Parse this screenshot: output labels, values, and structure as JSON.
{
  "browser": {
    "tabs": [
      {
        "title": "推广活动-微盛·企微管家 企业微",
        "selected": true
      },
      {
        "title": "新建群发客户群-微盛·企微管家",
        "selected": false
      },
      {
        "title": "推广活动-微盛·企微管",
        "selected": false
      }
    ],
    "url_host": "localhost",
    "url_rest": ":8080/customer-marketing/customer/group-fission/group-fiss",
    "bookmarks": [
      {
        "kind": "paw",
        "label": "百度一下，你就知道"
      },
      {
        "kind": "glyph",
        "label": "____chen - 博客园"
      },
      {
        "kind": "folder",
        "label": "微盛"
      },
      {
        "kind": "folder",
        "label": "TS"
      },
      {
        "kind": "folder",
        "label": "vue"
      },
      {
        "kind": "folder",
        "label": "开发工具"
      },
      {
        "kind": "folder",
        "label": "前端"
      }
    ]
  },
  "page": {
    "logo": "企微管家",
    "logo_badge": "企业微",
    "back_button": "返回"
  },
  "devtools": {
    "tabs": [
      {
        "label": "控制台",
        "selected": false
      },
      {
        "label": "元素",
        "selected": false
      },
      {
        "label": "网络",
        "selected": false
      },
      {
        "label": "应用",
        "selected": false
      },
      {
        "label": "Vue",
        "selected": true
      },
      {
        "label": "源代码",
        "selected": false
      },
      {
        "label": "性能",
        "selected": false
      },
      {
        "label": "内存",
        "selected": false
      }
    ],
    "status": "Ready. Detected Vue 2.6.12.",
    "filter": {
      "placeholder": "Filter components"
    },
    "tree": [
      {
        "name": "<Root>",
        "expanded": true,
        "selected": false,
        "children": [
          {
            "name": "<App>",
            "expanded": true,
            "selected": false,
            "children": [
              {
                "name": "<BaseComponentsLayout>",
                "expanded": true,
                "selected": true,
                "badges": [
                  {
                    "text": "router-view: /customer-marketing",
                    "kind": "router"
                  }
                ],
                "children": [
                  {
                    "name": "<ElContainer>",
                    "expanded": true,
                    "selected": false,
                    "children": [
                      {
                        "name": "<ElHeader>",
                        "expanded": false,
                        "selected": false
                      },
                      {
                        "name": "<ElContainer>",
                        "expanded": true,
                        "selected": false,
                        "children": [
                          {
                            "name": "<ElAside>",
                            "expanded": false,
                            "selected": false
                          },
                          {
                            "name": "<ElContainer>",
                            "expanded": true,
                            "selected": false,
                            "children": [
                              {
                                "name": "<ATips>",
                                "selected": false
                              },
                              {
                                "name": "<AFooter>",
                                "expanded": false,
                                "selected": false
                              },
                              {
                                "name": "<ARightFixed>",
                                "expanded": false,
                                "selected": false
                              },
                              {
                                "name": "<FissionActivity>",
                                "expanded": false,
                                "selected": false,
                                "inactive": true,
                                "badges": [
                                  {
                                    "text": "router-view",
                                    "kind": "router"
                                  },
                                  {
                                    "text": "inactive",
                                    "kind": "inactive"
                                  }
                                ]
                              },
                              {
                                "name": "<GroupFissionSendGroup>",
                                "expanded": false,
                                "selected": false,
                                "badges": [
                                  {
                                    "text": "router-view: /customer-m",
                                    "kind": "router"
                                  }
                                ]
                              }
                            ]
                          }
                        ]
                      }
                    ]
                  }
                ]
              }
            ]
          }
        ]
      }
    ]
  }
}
━━━━━━━━━━
EXERCISE AIM
Say how many lines have the string "marketing" in them, offering no words beyond the number.

OUTPUT
2